WHAT TO DO:
Gather every line of the entries that includes the word "load".

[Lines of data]
+++++
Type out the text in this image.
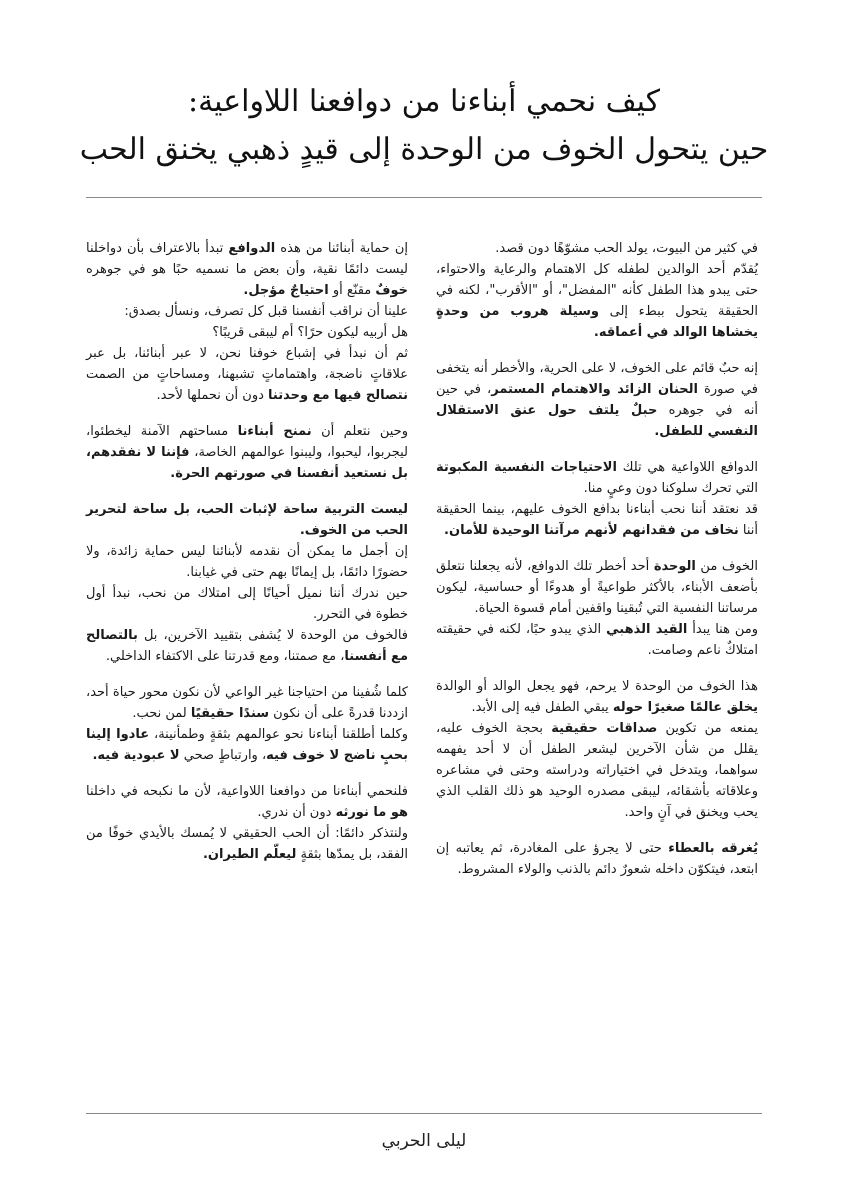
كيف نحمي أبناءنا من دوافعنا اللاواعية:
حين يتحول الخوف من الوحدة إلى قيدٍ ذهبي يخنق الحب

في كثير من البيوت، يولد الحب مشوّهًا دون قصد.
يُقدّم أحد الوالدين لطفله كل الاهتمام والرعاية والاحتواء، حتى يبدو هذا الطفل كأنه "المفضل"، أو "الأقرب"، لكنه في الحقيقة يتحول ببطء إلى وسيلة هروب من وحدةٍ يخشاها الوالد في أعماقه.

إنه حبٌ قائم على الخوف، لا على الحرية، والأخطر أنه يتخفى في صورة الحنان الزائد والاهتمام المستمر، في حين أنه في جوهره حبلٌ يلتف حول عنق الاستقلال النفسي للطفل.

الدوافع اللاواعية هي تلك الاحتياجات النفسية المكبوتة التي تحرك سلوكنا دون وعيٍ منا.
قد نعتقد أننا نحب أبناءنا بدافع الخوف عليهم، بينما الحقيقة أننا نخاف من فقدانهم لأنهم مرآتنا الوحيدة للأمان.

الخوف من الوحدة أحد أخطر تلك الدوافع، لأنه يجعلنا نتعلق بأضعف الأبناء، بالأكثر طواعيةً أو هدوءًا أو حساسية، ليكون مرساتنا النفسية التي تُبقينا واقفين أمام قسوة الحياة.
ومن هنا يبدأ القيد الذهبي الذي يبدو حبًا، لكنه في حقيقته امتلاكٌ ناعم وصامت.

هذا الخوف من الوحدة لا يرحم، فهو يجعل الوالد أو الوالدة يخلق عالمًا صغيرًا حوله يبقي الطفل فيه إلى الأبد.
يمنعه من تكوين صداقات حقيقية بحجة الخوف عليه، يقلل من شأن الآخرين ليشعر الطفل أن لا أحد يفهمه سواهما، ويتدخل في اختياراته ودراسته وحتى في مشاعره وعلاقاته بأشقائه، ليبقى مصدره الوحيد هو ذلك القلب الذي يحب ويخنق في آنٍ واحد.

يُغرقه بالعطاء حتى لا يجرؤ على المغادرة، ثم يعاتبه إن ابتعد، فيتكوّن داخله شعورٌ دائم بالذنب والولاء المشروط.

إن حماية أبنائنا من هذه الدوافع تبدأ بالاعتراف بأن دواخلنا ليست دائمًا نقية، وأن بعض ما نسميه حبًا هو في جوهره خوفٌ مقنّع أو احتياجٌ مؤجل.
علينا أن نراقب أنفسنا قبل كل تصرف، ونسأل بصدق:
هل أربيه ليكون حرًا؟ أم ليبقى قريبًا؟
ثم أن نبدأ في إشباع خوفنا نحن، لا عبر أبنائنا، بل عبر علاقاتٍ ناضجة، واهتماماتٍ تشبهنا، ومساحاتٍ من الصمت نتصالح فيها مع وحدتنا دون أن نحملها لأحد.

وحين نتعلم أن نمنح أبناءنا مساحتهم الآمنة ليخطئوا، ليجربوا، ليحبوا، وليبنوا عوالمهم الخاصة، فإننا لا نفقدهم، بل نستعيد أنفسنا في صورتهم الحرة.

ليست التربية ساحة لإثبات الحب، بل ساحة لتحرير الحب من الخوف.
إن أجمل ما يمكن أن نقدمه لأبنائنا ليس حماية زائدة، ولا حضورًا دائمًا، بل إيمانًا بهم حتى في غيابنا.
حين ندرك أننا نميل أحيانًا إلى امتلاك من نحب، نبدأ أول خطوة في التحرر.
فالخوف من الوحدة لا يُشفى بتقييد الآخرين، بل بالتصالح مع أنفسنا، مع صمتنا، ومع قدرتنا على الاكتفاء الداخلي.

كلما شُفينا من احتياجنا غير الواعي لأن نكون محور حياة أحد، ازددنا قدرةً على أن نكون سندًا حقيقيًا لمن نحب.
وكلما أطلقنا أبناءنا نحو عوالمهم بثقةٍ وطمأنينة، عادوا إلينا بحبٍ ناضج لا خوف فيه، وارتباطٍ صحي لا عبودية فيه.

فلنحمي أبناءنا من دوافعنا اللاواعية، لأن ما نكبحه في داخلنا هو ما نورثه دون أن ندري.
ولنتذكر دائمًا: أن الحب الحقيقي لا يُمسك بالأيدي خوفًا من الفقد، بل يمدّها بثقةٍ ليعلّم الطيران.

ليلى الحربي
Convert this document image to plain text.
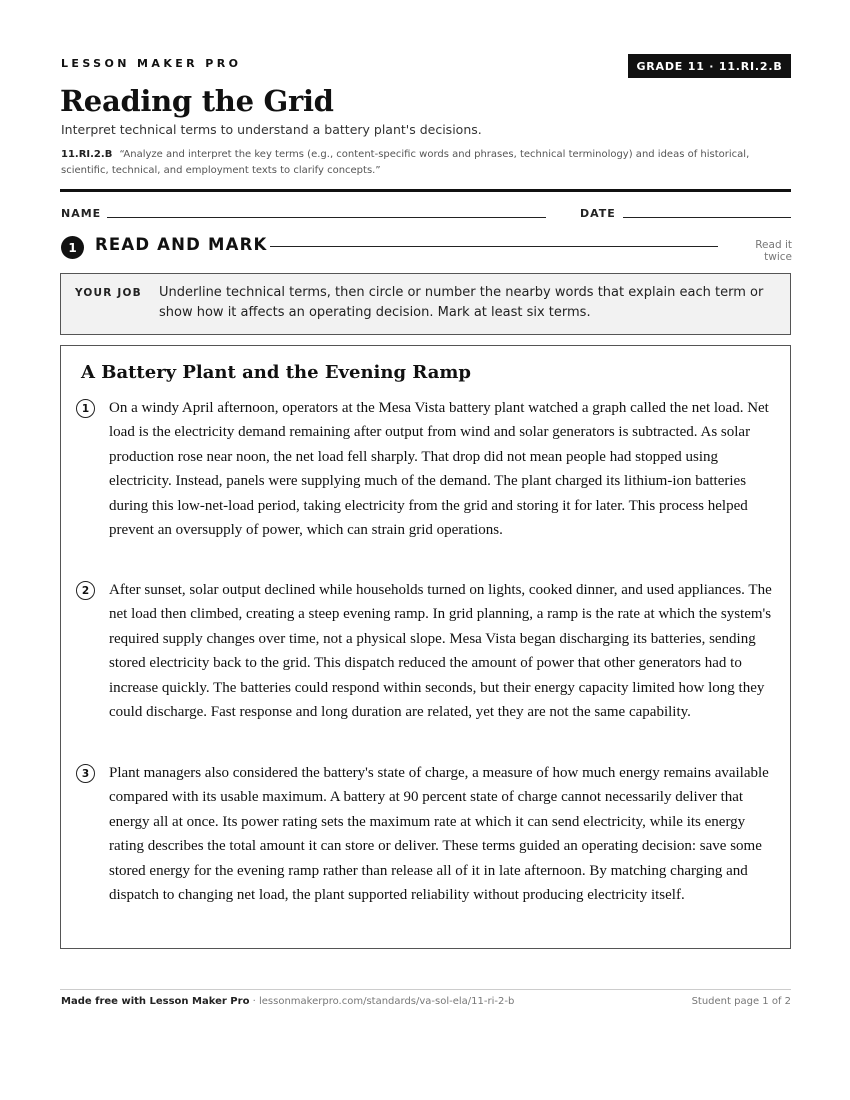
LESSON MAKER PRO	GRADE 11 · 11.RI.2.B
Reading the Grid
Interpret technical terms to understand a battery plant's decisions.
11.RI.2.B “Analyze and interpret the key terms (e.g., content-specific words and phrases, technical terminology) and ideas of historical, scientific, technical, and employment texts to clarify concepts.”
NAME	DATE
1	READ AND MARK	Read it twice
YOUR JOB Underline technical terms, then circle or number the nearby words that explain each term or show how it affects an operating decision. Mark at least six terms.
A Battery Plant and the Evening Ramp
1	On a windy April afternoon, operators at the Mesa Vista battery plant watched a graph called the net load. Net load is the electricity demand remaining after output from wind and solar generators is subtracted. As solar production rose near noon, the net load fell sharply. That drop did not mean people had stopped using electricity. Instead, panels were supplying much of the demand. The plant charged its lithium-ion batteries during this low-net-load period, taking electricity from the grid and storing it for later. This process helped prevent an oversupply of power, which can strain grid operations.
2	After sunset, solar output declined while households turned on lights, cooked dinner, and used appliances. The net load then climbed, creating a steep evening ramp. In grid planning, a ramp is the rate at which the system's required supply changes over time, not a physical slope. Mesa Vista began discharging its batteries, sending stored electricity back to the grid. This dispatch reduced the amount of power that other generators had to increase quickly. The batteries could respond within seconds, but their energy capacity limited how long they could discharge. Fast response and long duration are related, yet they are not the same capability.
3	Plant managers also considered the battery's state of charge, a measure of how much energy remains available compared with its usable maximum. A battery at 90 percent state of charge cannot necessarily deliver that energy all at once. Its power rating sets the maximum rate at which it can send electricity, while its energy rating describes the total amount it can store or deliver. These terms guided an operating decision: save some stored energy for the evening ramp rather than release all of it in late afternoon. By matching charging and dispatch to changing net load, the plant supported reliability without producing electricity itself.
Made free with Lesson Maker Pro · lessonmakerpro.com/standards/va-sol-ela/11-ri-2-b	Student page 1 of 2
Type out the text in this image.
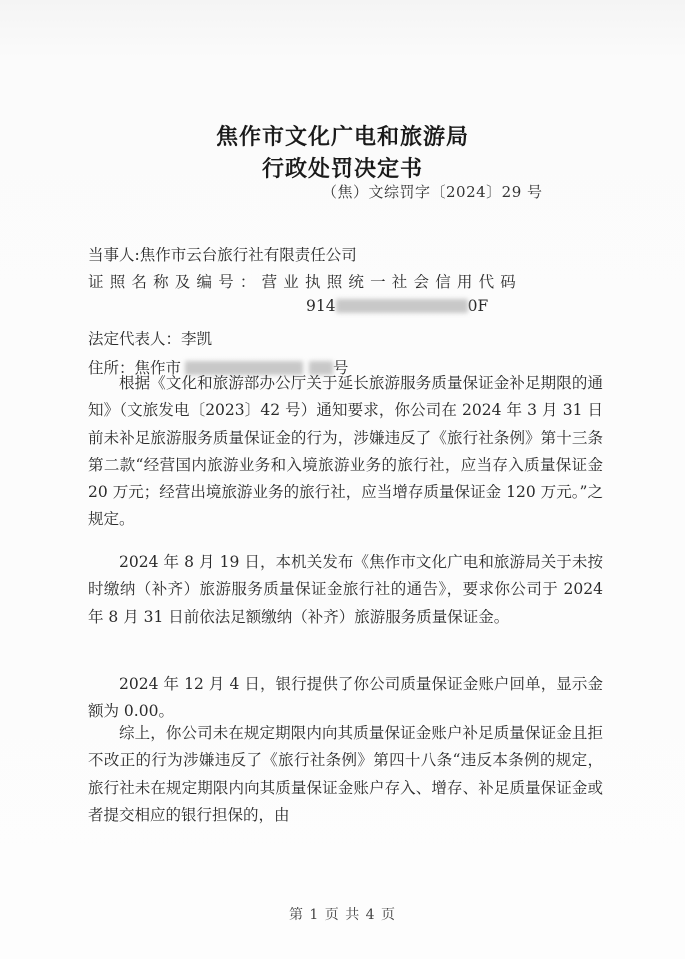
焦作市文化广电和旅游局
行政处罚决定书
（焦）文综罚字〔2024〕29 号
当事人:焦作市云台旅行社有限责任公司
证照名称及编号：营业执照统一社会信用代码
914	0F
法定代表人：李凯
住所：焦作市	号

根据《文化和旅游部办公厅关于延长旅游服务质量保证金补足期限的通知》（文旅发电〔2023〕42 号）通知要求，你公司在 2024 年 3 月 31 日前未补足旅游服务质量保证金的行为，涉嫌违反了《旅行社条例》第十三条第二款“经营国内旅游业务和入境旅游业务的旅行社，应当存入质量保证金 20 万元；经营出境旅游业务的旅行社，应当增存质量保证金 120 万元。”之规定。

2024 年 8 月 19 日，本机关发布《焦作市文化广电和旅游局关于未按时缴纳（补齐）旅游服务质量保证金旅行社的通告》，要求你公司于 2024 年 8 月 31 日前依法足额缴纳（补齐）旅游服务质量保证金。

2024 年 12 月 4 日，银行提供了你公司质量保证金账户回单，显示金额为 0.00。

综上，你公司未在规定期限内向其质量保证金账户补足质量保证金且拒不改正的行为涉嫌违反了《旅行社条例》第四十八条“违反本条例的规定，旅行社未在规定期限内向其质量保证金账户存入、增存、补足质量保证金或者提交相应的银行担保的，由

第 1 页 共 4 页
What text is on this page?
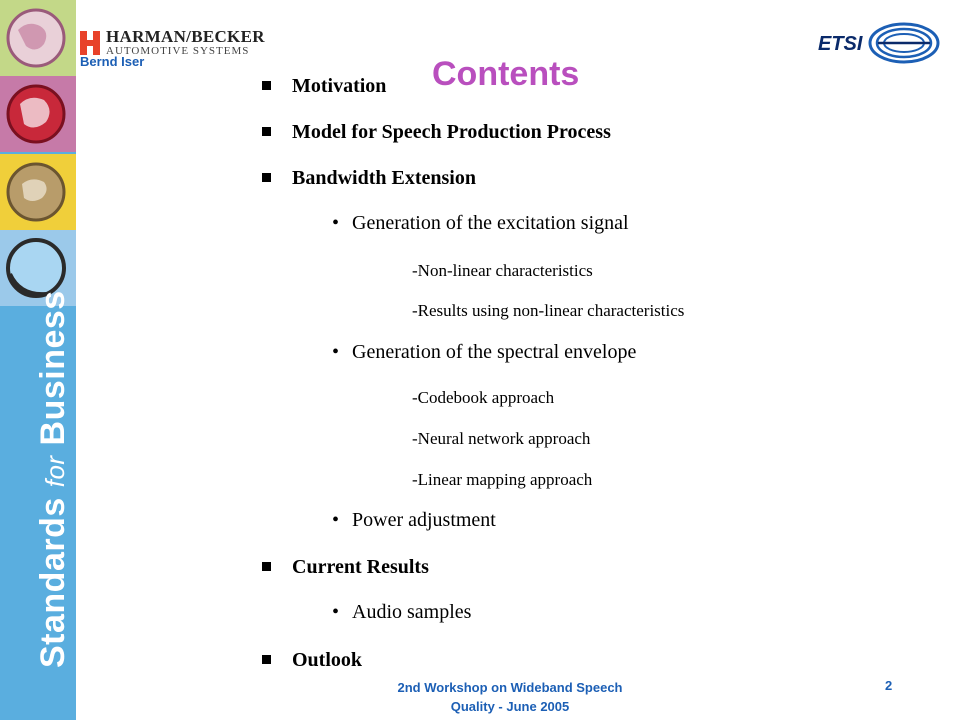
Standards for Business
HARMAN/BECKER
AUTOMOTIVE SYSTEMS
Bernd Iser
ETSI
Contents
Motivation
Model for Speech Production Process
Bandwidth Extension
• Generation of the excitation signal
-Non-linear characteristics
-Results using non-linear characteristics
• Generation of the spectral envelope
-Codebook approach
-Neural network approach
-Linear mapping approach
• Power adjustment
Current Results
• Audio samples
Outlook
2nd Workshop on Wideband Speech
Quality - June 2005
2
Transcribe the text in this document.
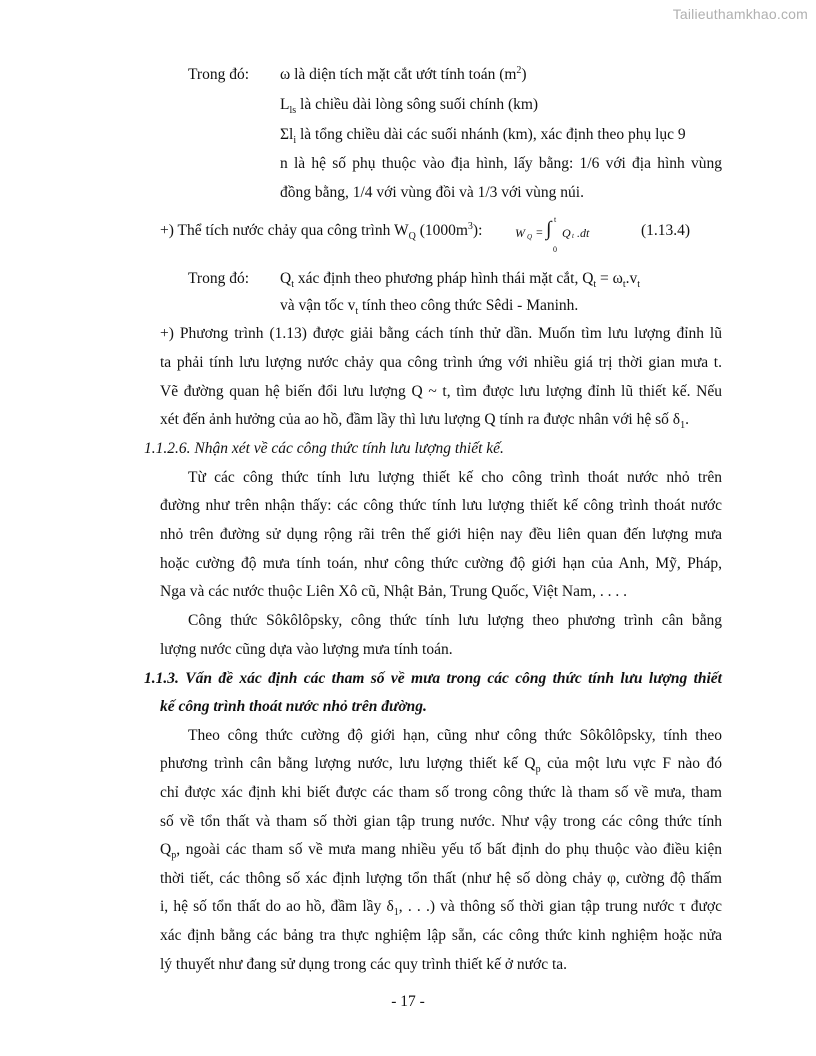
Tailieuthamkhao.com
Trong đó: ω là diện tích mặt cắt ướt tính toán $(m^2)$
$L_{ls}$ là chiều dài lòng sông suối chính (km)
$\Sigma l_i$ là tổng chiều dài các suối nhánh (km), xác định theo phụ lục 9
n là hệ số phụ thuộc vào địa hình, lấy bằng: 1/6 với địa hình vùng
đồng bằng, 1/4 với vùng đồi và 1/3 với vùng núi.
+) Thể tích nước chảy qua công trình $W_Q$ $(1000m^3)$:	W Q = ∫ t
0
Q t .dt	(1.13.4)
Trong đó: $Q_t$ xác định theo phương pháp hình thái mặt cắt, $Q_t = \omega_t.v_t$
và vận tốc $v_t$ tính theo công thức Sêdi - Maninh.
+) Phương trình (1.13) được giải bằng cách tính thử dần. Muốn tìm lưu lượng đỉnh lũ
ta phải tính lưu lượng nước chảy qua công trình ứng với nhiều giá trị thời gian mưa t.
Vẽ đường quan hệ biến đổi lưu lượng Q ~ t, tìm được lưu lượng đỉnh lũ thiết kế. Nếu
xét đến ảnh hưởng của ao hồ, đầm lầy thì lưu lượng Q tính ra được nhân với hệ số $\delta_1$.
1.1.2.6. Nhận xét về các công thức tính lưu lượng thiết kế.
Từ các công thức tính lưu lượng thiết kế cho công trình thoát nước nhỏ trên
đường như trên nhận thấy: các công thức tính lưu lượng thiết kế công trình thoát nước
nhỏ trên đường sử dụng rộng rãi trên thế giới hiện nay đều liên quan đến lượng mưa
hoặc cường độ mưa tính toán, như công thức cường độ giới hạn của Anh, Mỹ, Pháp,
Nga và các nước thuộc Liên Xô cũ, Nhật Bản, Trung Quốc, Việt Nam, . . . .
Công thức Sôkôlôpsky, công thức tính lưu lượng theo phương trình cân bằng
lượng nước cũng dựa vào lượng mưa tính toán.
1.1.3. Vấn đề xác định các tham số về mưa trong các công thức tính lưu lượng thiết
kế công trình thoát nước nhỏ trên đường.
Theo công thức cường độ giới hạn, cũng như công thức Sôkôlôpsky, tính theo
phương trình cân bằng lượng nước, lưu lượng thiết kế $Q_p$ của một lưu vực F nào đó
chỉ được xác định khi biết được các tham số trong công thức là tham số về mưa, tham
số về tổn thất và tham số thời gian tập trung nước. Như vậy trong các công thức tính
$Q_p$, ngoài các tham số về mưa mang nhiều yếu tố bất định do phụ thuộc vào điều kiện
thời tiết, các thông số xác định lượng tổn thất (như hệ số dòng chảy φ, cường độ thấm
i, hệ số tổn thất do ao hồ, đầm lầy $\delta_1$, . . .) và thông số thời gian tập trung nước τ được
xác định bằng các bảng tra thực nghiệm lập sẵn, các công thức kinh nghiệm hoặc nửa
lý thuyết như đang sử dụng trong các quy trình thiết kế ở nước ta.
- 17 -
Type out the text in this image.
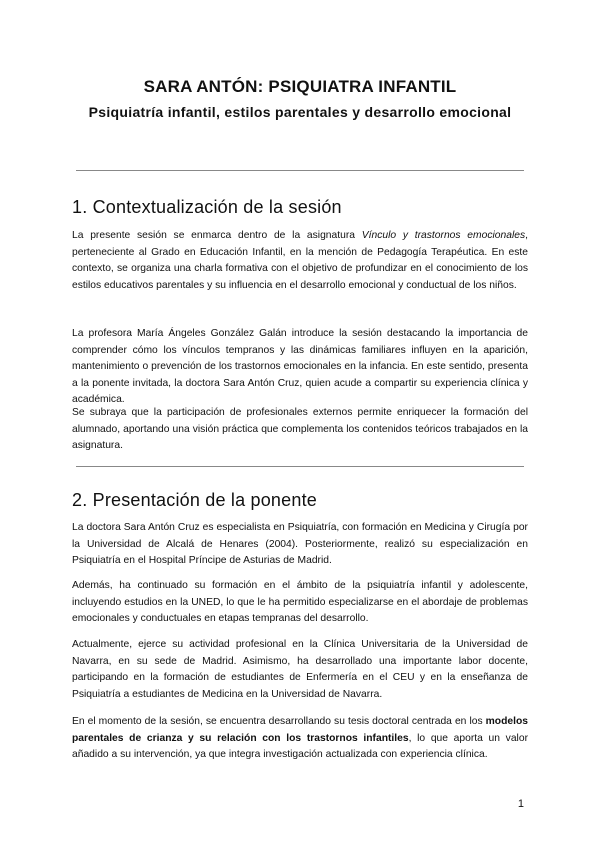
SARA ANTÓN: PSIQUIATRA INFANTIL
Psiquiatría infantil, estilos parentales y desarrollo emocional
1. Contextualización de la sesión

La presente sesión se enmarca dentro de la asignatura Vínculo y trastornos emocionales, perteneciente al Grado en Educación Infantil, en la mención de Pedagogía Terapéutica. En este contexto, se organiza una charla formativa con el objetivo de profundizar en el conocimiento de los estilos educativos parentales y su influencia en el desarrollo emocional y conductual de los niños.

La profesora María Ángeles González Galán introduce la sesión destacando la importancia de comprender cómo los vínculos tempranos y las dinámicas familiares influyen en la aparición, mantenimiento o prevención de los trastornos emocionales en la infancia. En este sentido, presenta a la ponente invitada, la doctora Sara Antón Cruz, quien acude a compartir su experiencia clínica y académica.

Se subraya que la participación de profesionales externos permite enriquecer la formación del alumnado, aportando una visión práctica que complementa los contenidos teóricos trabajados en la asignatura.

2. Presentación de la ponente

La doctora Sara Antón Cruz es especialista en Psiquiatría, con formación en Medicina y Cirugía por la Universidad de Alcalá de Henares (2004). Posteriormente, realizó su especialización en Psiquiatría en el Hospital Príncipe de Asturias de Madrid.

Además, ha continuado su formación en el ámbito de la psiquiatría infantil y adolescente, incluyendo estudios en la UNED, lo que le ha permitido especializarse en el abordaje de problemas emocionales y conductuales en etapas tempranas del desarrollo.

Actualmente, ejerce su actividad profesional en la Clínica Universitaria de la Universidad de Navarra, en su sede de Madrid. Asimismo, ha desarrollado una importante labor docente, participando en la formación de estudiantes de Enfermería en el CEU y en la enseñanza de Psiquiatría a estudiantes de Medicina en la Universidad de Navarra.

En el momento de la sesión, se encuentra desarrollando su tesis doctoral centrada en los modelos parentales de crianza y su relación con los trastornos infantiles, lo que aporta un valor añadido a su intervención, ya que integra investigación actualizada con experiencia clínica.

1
+++++
PROBLEM SOLUTION:
1	On a windy April afternoon, operators at the Mesa Vista battery plant watched a graph called the net load. Net load is the electricity demand remaining after output from wind and solar generators is subtracted. As solar production rose near noon, the net load fell sharply. That drop did not mean people had stopped using electricity. Instead, panels were supplying much of the demand. The plant charged its lithium-ion batteries during this low-net-load period, taking electricity from the grid and storing it for later. This process helped prevent an oversupply of power, which can strain grid operations.
2	After sunset, solar output declined while households turned on lights, cooked dinner, and used appliances. The net load then climbed, creating a steep evening ramp. In grid planning, a ramp is the rate at which the system's required supply changes over time, not a physical slope. Mesa Vista began discharging its batteries, sending stored electricity back to the grid. This dispatch reduced the amount of power that other generators had to increase quickly. The batteries could respond within seconds, but their energy capacity limited how long they could discharge. Fast response and long duration are related, yet they are not the same capability.
3	Plant managers also considered the battery's state of charge, a measure of how much energy remains available compared with its usable maximum. A battery at 90 percent state of charge cannot necessarily deliver that energy all at once. Its power rating sets the maximum rate at which it can send electricity, while its energy rating describes the total amount it can store or deliver. These terms guided an operating decision: save some stored energy for the evening ramp rather than release all of it in late afternoon. By matching charging and dispatch to changing net load, the plant supported reliability without producing electricity itself.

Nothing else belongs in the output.